*Stated exercise:* Copy out, character for character, the part of the items that starts at the line containing "Localize all elements." and ends at the line containing "paragraph-line: 仍不克不及分歧的，按第３０公商定的方法说明。: [148, 1181, 522, 1201]", including both of those lines.
* * * * *
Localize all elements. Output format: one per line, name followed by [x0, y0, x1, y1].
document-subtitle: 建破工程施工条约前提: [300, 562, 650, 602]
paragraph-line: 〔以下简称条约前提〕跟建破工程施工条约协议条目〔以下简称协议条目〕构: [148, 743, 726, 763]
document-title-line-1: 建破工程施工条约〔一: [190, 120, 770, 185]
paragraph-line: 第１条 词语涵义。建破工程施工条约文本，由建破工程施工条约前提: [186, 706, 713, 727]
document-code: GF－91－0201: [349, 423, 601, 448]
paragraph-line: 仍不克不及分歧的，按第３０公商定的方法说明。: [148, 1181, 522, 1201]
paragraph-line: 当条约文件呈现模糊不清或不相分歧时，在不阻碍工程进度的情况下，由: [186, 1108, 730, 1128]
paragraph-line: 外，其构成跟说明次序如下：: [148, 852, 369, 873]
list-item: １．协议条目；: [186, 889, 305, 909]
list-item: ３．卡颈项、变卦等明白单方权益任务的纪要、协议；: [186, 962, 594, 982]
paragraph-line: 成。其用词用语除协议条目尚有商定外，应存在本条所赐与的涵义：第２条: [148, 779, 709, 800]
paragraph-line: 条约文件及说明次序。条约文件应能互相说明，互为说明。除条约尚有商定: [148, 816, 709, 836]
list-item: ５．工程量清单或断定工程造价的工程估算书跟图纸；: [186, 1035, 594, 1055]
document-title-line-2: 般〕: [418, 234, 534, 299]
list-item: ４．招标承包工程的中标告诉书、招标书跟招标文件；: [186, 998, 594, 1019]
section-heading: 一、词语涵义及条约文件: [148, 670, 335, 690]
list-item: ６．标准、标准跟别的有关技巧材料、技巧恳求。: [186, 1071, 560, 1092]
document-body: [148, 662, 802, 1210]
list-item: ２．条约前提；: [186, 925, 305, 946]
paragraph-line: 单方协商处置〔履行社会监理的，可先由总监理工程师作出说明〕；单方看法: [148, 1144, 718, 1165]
* * * * *
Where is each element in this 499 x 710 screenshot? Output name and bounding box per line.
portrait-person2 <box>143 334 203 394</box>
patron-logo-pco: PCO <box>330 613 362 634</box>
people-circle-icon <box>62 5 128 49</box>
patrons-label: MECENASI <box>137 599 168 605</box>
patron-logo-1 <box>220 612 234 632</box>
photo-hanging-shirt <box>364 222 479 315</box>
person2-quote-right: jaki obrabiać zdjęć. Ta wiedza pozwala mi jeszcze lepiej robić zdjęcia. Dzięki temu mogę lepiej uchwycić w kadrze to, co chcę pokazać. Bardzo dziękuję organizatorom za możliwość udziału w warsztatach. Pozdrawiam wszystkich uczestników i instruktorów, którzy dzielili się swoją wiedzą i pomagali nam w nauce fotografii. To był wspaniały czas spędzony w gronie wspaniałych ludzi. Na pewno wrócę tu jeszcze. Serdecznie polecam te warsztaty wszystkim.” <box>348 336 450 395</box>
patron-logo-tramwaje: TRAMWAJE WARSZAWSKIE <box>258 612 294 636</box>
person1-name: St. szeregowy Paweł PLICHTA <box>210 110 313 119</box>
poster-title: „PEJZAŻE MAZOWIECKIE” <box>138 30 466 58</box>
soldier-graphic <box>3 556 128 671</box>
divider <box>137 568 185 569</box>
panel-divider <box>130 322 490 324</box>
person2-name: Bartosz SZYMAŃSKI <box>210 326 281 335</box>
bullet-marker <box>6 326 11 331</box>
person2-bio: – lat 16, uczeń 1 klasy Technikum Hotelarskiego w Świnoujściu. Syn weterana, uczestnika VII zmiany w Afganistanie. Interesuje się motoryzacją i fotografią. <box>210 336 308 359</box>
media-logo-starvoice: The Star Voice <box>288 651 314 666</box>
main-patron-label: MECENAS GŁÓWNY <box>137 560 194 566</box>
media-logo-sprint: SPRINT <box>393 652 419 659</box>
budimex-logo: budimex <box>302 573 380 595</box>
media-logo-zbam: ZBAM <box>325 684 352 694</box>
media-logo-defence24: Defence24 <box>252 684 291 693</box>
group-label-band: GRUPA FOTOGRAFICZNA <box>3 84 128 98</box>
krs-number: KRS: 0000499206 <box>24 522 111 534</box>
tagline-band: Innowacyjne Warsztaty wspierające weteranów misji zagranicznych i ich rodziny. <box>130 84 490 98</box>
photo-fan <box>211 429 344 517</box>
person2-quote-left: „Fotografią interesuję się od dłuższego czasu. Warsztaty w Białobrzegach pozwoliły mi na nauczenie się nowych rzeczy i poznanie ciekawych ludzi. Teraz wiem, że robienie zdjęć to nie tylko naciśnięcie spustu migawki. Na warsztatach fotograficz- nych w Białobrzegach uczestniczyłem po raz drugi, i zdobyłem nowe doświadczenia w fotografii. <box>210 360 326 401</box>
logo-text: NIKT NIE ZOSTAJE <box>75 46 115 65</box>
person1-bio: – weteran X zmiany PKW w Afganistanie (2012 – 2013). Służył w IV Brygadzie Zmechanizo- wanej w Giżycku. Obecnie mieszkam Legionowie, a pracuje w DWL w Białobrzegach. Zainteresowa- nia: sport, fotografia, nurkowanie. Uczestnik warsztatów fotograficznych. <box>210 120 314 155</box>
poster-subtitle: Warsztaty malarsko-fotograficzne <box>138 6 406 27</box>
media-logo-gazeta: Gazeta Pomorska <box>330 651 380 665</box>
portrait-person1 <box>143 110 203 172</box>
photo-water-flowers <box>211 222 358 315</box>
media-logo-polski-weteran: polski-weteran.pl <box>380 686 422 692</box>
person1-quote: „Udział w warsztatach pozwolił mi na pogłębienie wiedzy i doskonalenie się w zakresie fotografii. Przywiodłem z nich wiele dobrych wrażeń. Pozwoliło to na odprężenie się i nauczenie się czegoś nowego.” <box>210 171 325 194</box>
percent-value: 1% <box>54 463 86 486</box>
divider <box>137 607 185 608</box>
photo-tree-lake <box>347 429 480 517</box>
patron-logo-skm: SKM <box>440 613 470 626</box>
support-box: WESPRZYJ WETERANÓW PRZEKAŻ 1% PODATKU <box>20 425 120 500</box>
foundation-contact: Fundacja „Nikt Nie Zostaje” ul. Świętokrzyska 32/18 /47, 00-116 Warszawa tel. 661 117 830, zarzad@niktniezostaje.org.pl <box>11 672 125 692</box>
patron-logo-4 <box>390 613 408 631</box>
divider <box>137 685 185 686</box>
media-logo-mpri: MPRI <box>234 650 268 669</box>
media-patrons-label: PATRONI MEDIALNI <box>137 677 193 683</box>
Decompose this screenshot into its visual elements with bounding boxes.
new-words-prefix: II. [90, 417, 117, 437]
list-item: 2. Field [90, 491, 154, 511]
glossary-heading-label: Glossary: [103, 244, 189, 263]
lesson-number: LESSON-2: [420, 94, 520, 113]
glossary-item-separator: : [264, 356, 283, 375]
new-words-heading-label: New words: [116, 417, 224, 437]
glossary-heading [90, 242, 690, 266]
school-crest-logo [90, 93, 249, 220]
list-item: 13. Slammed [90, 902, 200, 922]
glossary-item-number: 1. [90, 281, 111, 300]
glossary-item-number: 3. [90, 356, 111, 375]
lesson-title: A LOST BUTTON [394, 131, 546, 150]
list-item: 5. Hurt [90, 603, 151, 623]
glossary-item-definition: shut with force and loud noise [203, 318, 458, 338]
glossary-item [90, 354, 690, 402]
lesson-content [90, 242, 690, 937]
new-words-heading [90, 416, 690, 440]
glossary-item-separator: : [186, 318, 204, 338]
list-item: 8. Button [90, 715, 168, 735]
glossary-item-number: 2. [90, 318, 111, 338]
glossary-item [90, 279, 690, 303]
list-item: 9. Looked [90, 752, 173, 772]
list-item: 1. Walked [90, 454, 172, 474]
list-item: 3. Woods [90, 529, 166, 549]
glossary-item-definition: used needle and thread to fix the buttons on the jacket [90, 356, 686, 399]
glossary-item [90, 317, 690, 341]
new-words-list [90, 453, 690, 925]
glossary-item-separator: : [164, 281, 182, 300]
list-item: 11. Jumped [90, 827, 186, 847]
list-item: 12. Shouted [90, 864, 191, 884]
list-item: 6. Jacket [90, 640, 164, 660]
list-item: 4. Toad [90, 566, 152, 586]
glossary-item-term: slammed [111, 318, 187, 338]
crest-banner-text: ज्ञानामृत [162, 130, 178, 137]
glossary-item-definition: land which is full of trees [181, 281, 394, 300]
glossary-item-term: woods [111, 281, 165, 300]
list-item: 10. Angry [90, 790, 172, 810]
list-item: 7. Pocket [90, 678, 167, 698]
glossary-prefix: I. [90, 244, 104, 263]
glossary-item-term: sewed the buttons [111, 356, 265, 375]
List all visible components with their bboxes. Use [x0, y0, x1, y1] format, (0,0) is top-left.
* * * * *
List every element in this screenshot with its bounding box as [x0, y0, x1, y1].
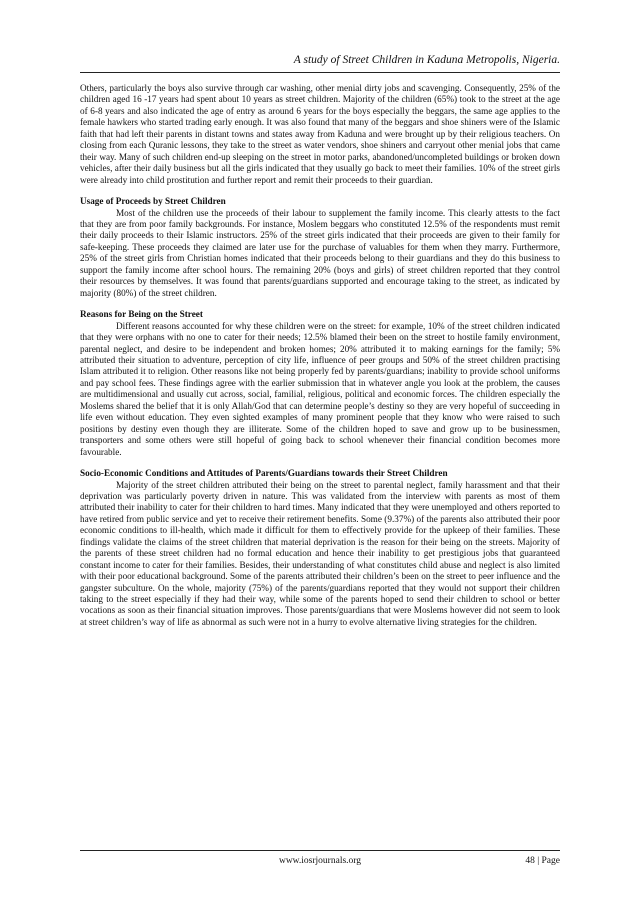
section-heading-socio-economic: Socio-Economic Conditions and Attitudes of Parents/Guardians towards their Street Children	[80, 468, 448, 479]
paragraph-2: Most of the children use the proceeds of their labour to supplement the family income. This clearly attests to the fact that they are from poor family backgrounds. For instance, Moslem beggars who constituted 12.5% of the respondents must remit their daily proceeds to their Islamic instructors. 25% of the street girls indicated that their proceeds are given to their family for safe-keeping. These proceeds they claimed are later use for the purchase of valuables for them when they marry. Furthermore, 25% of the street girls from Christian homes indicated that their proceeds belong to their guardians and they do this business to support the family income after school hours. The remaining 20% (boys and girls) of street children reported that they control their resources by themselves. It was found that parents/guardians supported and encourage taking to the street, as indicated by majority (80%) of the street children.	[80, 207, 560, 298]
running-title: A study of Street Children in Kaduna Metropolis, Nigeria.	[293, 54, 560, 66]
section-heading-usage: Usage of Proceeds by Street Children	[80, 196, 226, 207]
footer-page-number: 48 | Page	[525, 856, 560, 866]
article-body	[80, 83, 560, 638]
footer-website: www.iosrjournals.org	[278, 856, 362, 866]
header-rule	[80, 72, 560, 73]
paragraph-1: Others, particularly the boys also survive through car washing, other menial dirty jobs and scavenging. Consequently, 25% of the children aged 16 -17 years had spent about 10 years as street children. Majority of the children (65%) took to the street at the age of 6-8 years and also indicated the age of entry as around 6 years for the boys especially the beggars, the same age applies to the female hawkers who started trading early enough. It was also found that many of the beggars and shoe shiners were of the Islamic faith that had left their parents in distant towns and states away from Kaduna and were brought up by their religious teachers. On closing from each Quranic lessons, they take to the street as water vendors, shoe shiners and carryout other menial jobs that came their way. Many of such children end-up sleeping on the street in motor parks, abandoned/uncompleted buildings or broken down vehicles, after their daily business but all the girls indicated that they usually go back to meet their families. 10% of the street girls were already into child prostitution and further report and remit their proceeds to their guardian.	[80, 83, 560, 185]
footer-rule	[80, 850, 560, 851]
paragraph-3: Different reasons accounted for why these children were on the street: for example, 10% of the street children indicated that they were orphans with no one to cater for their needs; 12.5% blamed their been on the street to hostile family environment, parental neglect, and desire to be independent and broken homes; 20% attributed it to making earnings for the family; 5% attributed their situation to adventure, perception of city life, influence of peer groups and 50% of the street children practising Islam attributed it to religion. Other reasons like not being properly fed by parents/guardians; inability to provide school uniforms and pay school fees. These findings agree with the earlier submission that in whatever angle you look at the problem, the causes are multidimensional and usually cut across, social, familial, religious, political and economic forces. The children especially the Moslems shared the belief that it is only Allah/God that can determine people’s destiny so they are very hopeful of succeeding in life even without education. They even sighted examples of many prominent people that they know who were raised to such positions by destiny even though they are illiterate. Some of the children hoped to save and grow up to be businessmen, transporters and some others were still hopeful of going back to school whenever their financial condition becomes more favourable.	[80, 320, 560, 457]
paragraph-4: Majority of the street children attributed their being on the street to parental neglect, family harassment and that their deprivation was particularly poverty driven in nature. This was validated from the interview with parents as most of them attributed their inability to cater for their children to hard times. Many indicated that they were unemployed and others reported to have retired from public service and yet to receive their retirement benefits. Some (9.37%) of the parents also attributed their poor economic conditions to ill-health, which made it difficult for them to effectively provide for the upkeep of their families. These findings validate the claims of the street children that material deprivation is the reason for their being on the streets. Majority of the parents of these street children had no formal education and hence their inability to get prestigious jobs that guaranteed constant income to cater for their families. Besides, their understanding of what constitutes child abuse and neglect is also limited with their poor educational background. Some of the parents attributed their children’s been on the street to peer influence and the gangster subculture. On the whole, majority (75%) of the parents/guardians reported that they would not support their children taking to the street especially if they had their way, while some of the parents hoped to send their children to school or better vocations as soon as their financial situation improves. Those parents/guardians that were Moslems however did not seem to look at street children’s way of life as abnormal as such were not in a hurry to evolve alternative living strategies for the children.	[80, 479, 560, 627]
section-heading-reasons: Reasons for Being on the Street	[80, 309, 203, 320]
* * * * *
*Correct response:*
Localize all elements. Output format: one per line, name followed by [x0, y0, x1, y1].
document-subtitle: 建破工程施工条约前提: [300, 562, 650, 602]
paragraph-line: 〔以下简称条约前提〕跟建破工程施工条约协议条目〔以下简称协议条目〕构: [148, 743, 726, 763]
document-title-line-1: 建破工程施工条约〔一: [190, 120, 770, 185]
paragraph-line: 第１条 词语涵义。建破工程施工条约文本，由建破工程施工条约前提: [186, 706, 713, 727]
document-code: GF－91－0201: [349, 423, 601, 448]
paragraph-line: 仍不克不及分歧的，按第３０公商定的方法说明。: [148, 1181, 522, 1201]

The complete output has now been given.